#### AIM
Repeat the full listing below verbatim and keep the images out.

(Extracted records)

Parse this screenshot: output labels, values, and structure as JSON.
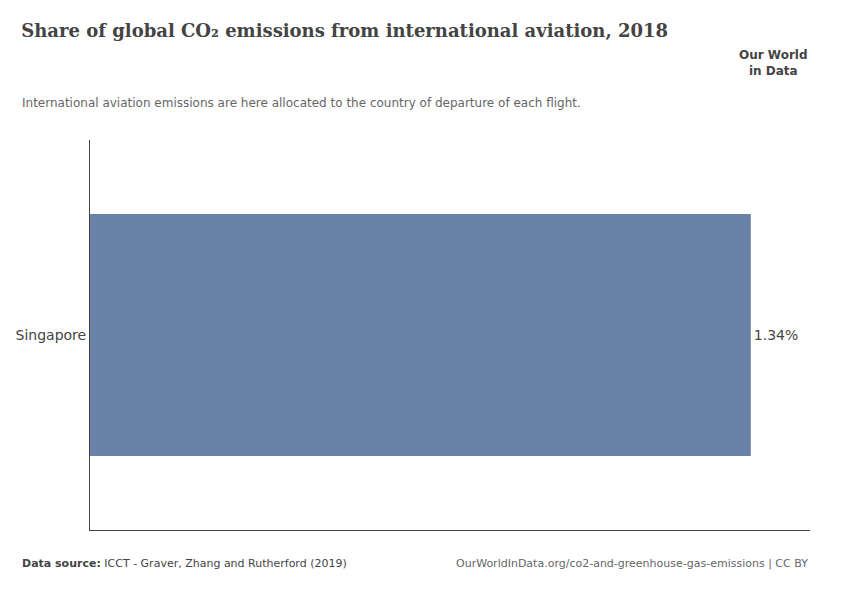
{
  "chart_data": {
    "type": "bar",
    "orientation": "horizontal",
    "title": "Share of global CO₂ emissions from international aviation, 2018",
    "subtitle": "International aviation emissions are here allocated to the country of departure of each flight.",
    "categories": [
      "Singapore"
    ],
    "values": [
      1.34
    ],
    "value_labels": [
      "1.34%"
    ],
    "data_labels": true,
    "color": "#6b82a8",
    "xlim": [
      0,
      1.46
    ],
    "xticks": [],
    "tick_labels": "y",
    "grid": false,
    "annotations": [
      "Data source:",
      " ICCT - Graver, Zhang and Rutherford (2019)",
      "OurWorldInData.org/co2-and-greenhouse-gas-emissions | CC BY",
      "Our World",
      "in Data"
    ]
  }
}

#### OUTPUT OF THE EXERCISE
Parse this screenshot: output labels, values, and structure as JSON.
{
  "chart_data": {
    "type": "bar",
    "orientation": "horizontal",
    "title": "Share of global CO₂ emissions from international aviation, 2018",
    "subtitle": "International aviation emissions are here allocated to the country of departure of each flight.",
    "categories": [
      "Singapore"
    ],
    "values": [
      1.34
    ],
    "value_labels": [
      "1.34%"
    ],
    "data_labels": true,
    "color": "#6b82a8",
    "xlim": [
      0,
      1.46
    ],
    "xticks": [],
    "tick_labels": "y",
    "grid": false,
    "annotations": [
      "Data source:",
      " ICCT - Graver, Zhang and Rutherford (2019)",
      "OurWorldInData.org/co2-and-greenhouse-gas-emissions | CC BY",
      "Our World",
      "in Data"
    ]
  }
}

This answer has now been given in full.